Collected data

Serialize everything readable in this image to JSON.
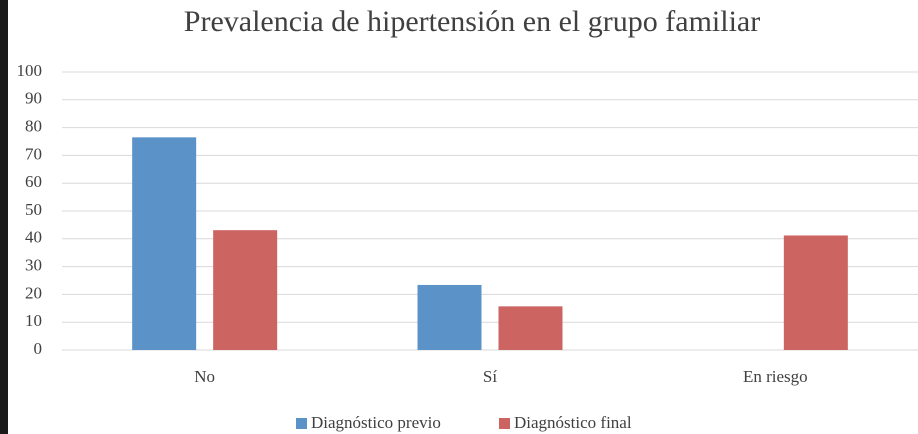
{
  "chart_data": {
    "type": "bar",
    "title": "Prevalencia de hipertensión en el grupo familiar",
    "categories": [
      "No",
      "Sí",
      "En riesgo"
    ],
    "series": [
      {
        "name": "Diagnóstico previo",
        "color": "#5b93c9",
        "values": [
          76.5,
          23.4,
          0
        ]
      },
      {
        "name": "Diagnóstico final",
        "color": "#cc6461",
        "values": [
          43.1,
          15.7,
          41.2
        ]
      }
    ],
    "ylim": [
      0,
      100
    ],
    "yticks": [
      0,
      10,
      20,
      30,
      40,
      50,
      60,
      70,
      80,
      90,
      100
    ],
    "grid": true,
    "legend": "bottom"
  }
}
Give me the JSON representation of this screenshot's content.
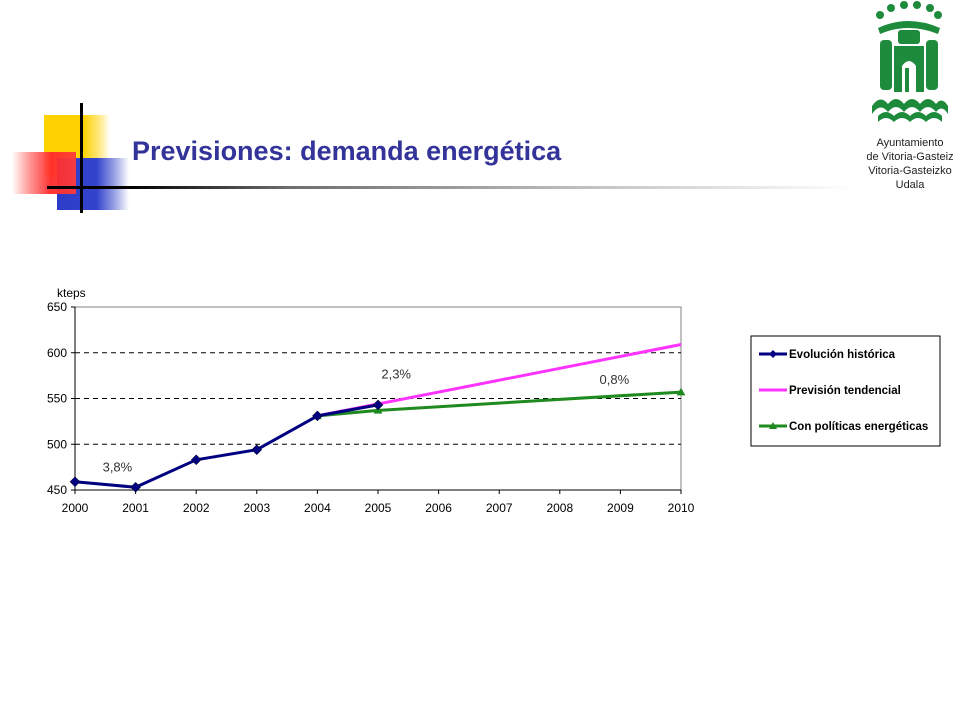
{
  "header": {
    "title": "Previsiones: demanda energética"
  },
  "logo": {
    "lines": [
      "Ayuntamiento",
      "de Vitoria-Gasteiz",
      "Vitoria-Gasteizko",
      "Udala"
    ],
    "color": "#1e8a3c"
  },
  "chart_data": {
    "type": "line",
    "ylabel": "kteps",
    "xlabel": "",
    "x": [
      "2000",
      "2001",
      "2002",
      "2003",
      "2004",
      "2005",
      "2006",
      "2007",
      "2008",
      "2009",
      "2010"
    ],
    "ylim": [
      450,
      650
    ],
    "yticks": [
      450,
      500,
      550,
      600,
      650
    ],
    "grid": "dashed-horizontal",
    "legend_position": "right",
    "series": [
      {
        "name": "Evolución histórica",
        "color": "#000080",
        "marker": "diamond",
        "points": [
          [
            "2000",
            459
          ],
          [
            "2001",
            453
          ],
          [
            "2002",
            483
          ],
          [
            "2003",
            494
          ],
          [
            "2004",
            531
          ],
          [
            "2005",
            543
          ]
        ]
      },
      {
        "name": "Previsión tendencial",
        "color": "#ff33ff",
        "marker": "none",
        "points": [
          [
            "2004",
            531
          ],
          [
            "2010",
            609
          ]
        ]
      },
      {
        "name": "Con políticas energéticas",
        "color": "#1f8a1f",
        "marker": "triangle",
        "points": [
          [
            "2004",
            531
          ],
          [
            "2005",
            537
          ],
          [
            "2010",
            557
          ]
        ]
      }
    ],
    "annotations": [
      {
        "text": "3,8%",
        "x": "2000.7",
        "y": 470
      },
      {
        "text": "2,3%",
        "x": "2005.3",
        "y": 572
      },
      {
        "text": "0,8%",
        "x": "2008.9",
        "y": 566
      }
    ]
  }
}
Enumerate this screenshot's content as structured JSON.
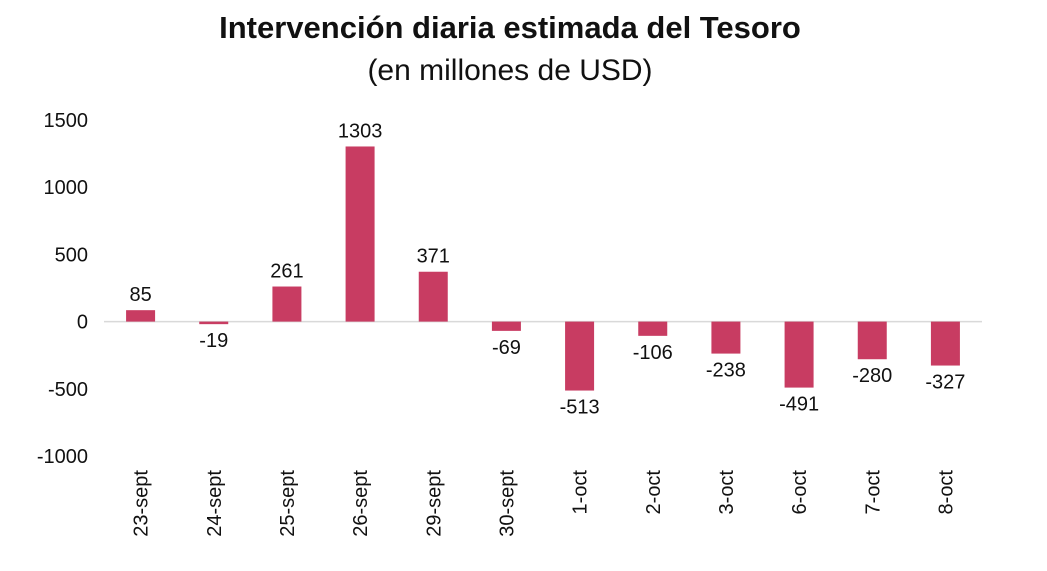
{
  "chart_data": {
    "type": "bar",
    "title": "Intervención diaria estimada del Tesoro",
    "subtitle": "(en millones de USD)",
    "categories": [
      "23-sept",
      "24-sept",
      "25-sept",
      "26-sept",
      "29-sept",
      "30-sept",
      "1-oct",
      "2-oct",
      "3-oct",
      "6-oct",
      "7-oct",
      "8-oct"
    ],
    "values": [
      85,
      -19,
      261,
      1303,
      371,
      -69,
      -513,
      -106,
      -238,
      -491,
      -280,
      -327
    ],
    "value_labels": [
      "85",
      "-19",
      "261",
      "1303",
      "371",
      "-69",
      "-513",
      "-106",
      "-238",
      "-491",
      "-280",
      "-327"
    ],
    "yticks": [
      1500,
      1000,
      500,
      0,
      -500,
      -1000
    ],
    "ylim": [
      -1000,
      1500
    ],
    "xlabel": "",
    "ylabel": "",
    "bar_color": "#c83c62",
    "axis_color": "#d9d9d9"
  }
}
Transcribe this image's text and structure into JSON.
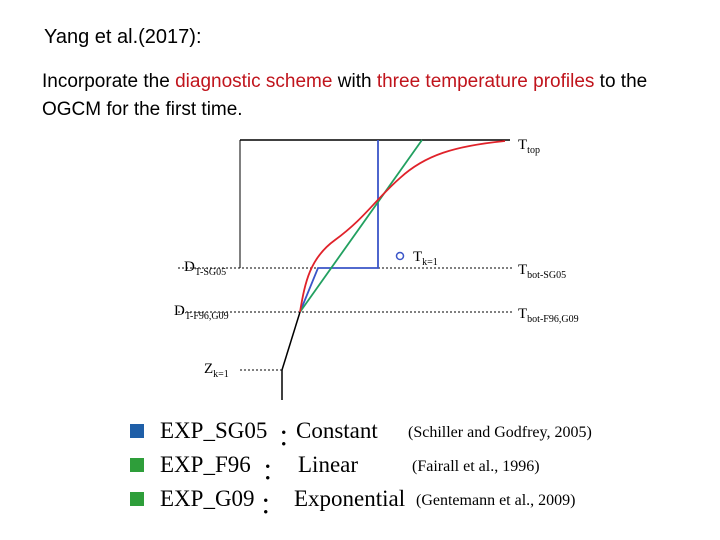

TASK GOAL: Repeat every record precisely. Any picture among them stays out of the copy.

WORKED SOLUTION:
Serialize everything readable in this image to JSON.
{
  "chart_data": {
    "type": "bar",
    "title": "Prevalencia de hipertensión en el grupo familiar",
    "categories": [
      "No",
      "Sí",
      "En riesgo"
    ],
    "series": [
      {
        "name": "Diagnóstico previo",
        "color": "#5b93c9",
        "values": [
          76.5,
          23.4,
          0
        ]
      },
      {
        "name": "Diagnóstico final",
        "color": "#cc6461",
        "values": [
          43.1,
          15.7,
          41.2
        ]
      }
    ],
    "ylim": [
      0,
      100
    ],
    "yticks": [
      0,
      10,
      20,
      30,
      40,
      50,
      60,
      70,
      80,
      90,
      100
    ],
    "grid": true,
    "legend": "bottom"
  }
}
Give me the JSON representation of this screenshot's content.
{
  "header": {
    "title": "Previsiones: demanda energética"
  },
  "logo": {
    "lines": [
      "Ayuntamiento",
      "de Vitoria-Gasteiz",
      "Vitoria-Gasteizko",
      "Udala"
    ],
    "color": "#1e8a3c"
  },
  "chart_data": {
    "type": "line",
    "ylabel": "kteps",
    "xlabel": "",
    "x": [
      "2000",
      "2001",
      "2002",
      "2003",
      "2004",
      "2005",
      "2006",
      "2007",
      "2008",
      "2009",
      "2010"
    ],
    "ylim": [
      450,
      650
    ],
    "yticks": [
      450,
      500,
      550,
      600,
      650
    ],
    "grid": "dashed-horizontal",
    "legend_position": "right",
    "series": [
      {
        "name": "Evolución histórica",
        "color": "#000080",
        "marker": "diamond",
        "points": [
          [
            "2000",
            459
          ],
          [
            "2001",
            453
          ],
          [
            "2002",
            483
          ],
          [
            "2003",
            494
          ],
          [
            "2004",
            531
          ],
          [
            "2005",
            543
          ]
        ]
      },
      {
        "name": "Previsión tendencial",
        "color": "#ff33ff",
        "marker": "none",
        "points": [
          [
            "2004",
            531
          ],
          [
            "2010",
            609
          ]
        ]
      },
      {
        "name": "Con políticas energéticas",
        "color": "#1f8a1f",
        "marker": "triangle",
        "points": [
          [
            "2004",
            531
          ],
          [
            "2005",
            537
          ],
          [
            "2010",
            557
          ]
        ]
      }
    ],
    "annotations": [
      {
        "text": "3,8%",
        "x": "2000.7",
        "y": 470
      },
      {
        "text": "2,3%",
        "x": "2005.3",
        "y": 572
      },
      {
        "text": "0,8%",
        "x": "2008.9",
        "y": 566
      }
    ]
  }
}
Enumerate this screenshot's content as structured JSON.
{
  "chart_data": {
    "type": "bar",
    "title": "Intervención diaria estimada del Tesoro",
    "subtitle": "(en millones de USD)",
    "categories": [
      "23-sept",
      "24-sept",
      "25-sept",
      "26-sept",
      "29-sept",
      "30-sept",
      "1-oct",
      "2-oct",
      "3-oct",
      "6-oct",
      "7-oct",
      "8-oct"
    ],
    "values": [
      85,
      -19,
      261,
      1303,
      371,
      -69,
      -513,
      -106,
      -238,
      -491,
      -280,
      -327
    ],
    "value_labels": [
      "85",
      "-19",
      "261",
      "1303",
      "371",
      "-69",
      "-513",
      "-106",
      "-238",
      "-491",
      "-280",
      "-327"
    ],
    "yticks": [
      1500,
      1000,
      500,
      0,
      -500,
      -1000
    ],
    "ylim": [
      -1000,
      1500
    ],
    "xlabel": "",
    "ylabel": "",
    "bar_color": "#c83c62",
    "axis_color": "#d9d9d9"
  }
}
Transcribe this image's text and structure into JSON.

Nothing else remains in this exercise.